### Recorded information
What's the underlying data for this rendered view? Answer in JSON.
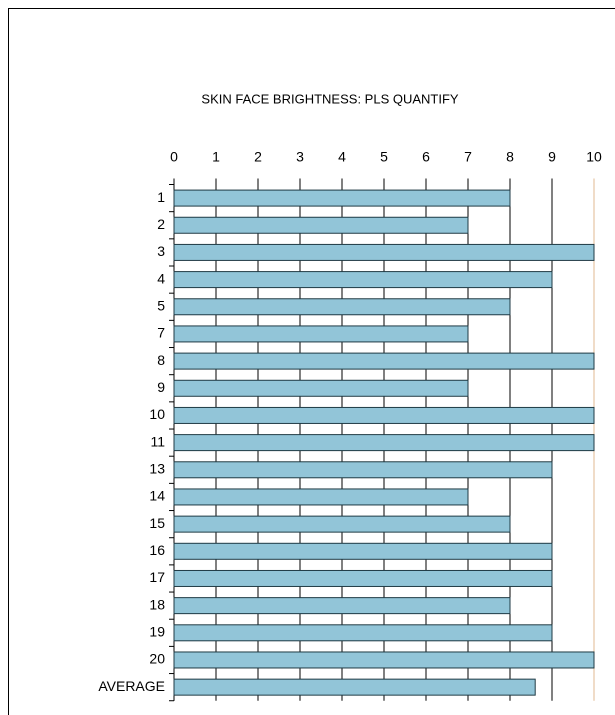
{
  "chart_data": {
    "type": "bar",
    "orientation": "horizontal",
    "title": "SKIN FACE BRIGHTNESS: PLS QUANTIFY",
    "categories": [
      "1",
      "2",
      "3",
      "4",
      "5",
      "7",
      "8",
      "9",
      "10",
      "11",
      "13",
      "14",
      "15",
      "16",
      "17",
      "18",
      "19",
      "20",
      "AVERAGE"
    ],
    "values": [
      8,
      7,
      10,
      9,
      8,
      7,
      10,
      7,
      10,
      10,
      9,
      7,
      8,
      9,
      9,
      8,
      9,
      10,
      8.6
    ],
    "color": "#92c5d8",
    "xlim": [
      0,
      10
    ],
    "xticks": [
      0,
      1,
      2,
      3,
      4,
      5,
      6,
      7,
      8,
      9,
      10
    ],
    "grid": true
  }
}
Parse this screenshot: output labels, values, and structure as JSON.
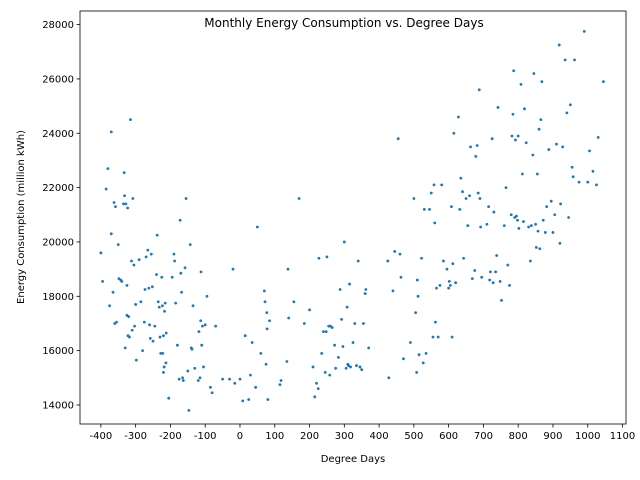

### The exercise
Make an exact copy of all entries above, dropping the images.

### Response
What's the underlying data for this rendered view? Answer in JSON.
{
  "chart_data": {
    "type": "bar",
    "orientation": "horizontal",
    "title": "SKIN FACE BRIGHTNESS: PLS QUANTIFY",
    "categories": [
      "1",
      "2",
      "3",
      "4",
      "5",
      "7",
      "8",
      "9",
      "10",
      "11",
      "13",
      "14",
      "15",
      "16",
      "17",
      "18",
      "19",
      "20",
      "AVERAGE"
    ],
    "values": [
      8,
      7,
      10,
      9,
      8,
      7,
      10,
      7,
      10,
      10,
      9,
      7,
      8,
      9,
      9,
      8,
      9,
      10,
      8.6
    ],
    "color": "#92c5d8",
    "xlim": [
      0,
      10
    ],
    "xticks": [
      0,
      1,
      2,
      3,
      4,
      5,
      6,
      7,
      8,
      9,
      10
    ],
    "grid": true
  }
}
Parse this screenshot: output labels, values, and structure as JSON.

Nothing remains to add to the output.